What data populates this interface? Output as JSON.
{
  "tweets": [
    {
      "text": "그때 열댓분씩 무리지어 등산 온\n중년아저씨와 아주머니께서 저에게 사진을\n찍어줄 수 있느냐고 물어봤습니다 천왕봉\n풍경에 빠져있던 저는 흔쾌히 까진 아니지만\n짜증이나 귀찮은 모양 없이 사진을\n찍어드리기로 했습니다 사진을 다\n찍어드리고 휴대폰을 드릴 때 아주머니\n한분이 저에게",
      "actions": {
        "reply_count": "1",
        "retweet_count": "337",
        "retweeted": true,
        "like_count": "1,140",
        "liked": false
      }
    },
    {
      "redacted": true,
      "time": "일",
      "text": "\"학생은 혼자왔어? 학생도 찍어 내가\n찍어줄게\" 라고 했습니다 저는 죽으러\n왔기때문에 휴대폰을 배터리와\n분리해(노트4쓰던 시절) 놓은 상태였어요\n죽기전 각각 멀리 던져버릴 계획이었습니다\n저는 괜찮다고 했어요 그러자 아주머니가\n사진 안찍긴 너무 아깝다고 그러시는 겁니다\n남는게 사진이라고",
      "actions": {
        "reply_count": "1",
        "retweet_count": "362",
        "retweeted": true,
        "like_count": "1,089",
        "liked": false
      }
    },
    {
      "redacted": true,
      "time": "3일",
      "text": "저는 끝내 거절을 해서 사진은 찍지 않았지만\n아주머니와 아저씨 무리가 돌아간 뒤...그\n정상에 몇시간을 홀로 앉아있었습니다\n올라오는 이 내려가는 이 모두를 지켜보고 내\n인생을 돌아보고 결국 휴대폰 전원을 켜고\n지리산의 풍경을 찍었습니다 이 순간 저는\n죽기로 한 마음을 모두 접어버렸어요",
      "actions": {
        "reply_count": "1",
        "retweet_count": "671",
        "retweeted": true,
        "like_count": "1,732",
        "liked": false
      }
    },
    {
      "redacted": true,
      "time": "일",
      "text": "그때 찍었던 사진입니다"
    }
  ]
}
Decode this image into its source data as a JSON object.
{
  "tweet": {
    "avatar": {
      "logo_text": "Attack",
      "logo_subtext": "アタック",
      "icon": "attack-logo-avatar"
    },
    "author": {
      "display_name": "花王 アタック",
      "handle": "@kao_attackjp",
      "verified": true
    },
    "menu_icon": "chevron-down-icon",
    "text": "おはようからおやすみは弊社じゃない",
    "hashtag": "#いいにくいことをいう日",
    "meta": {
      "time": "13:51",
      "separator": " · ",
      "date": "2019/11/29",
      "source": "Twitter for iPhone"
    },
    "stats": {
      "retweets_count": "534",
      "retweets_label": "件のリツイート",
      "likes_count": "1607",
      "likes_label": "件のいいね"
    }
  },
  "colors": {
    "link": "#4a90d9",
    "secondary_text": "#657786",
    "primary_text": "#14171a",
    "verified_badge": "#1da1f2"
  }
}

════════

* _What to work on_
Your task is to repeat the data exactly; please include every line.

* _Written solution_
What data populates this interface? Output as JSON.
{
  "tweets": [
    {
      "text": "그때 열댓분씩 무리지어 등산 온\n중년아저씨와 아주머니께서 저에게 사진을\n찍어줄 수 있느냐고 물어봤습니다 천왕봉\n풍경에 빠져있던 저는 흔쾌히 까진 아니지만\n짜증이나 귀찮은 모양 없이 사진을\n찍어드리기로 했습니다 사진을 다\n찍어드리고 휴대폰을 드릴 때 아주머니\n한분이 저에게",
      "actions": {
        "reply_count": "1",
        "retweet_count": "337",
        "retweeted": true,
        "like_count": "1,140",
        "liked": false
      }
    },
    {
      "redacted": true,
      "time": "일",
      "text": "\"학생은 혼자왔어? 학생도 찍어 내가\n찍어줄게\" 라고 했습니다 저는 죽으러\n왔기때문에 휴대폰을 배터리와\n분리해(노트4쓰던 시절) 놓은 상태였어요\n죽기전 각각 멀리 던져버릴 계획이었습니다\n저는 괜찮다고 했어요 그러자 아주머니가\n사진 안찍긴 너무 아깝다고 그러시는 겁니다\n남는게 사진이라고",
      "actions": {
        "reply_count": "1",
        "retweet_count": "362",
        "retweeted": true,
        "like_count": "1,089",
        "liked": false
      }
    },
    {
      "redacted": true,
      "time": "3일",
      "text": "저는 끝내 거절을 해서 사진은 찍지 않았지만\n아주머니와 아저씨 무리가 돌아간 뒤...그\n정상에 몇시간을 홀로 앉아있었습니다\n올라오는 이 내려가는 이 모두를 지켜보고 내\n인생을 돌아보고 결국 휴대폰 전원을 켜고\n지리산의 풍경을 찍었습니다 이 순간 저는\n죽기로 한 마음을 모두 접어버렸어요",
      "actions": {
        "reply_count": "1",
        "retweet_count": "671",
        "retweeted": true,
        "like_count": "1,732",
        "liked": false
      }
    },
    {
      "redacted": true,
      "time": "일",
      "text": "그때 찍었던 사진입니다"
    }
  ]
}
Decode this image into its source data as a JSON object.
{
  "tweet": {
    "avatar": {
      "logo_text": "Attack",
      "logo_subtext": "アタック",
      "icon": "attack-logo-avatar"
    },
    "author": {
      "display_name": "花王 アタック",
      "handle": "@kao_attackjp",
      "verified": true
    },
    "menu_icon": "chevron-down-icon",
    "text": "おはようからおやすみは弊社じゃない",
    "hashtag": "#いいにくいことをいう日",
    "meta": {
      "time": "13:51",
      "separator": " · ",
      "date": "2019/11/29",
      "source": "Twitter for iPhone"
    },
    "stats": {
      "retweets_count": "534",
      "retweets_label": "件のリツイート",
      "likes_count": "1607",
      "likes_label": "件のいいね"
    }
  },
  "colors": {
    "link": "#4a90d9",
    "secondary_text": "#657786",
    "primary_text": "#14171a",
    "verified_badge": "#1da1f2"
  }
}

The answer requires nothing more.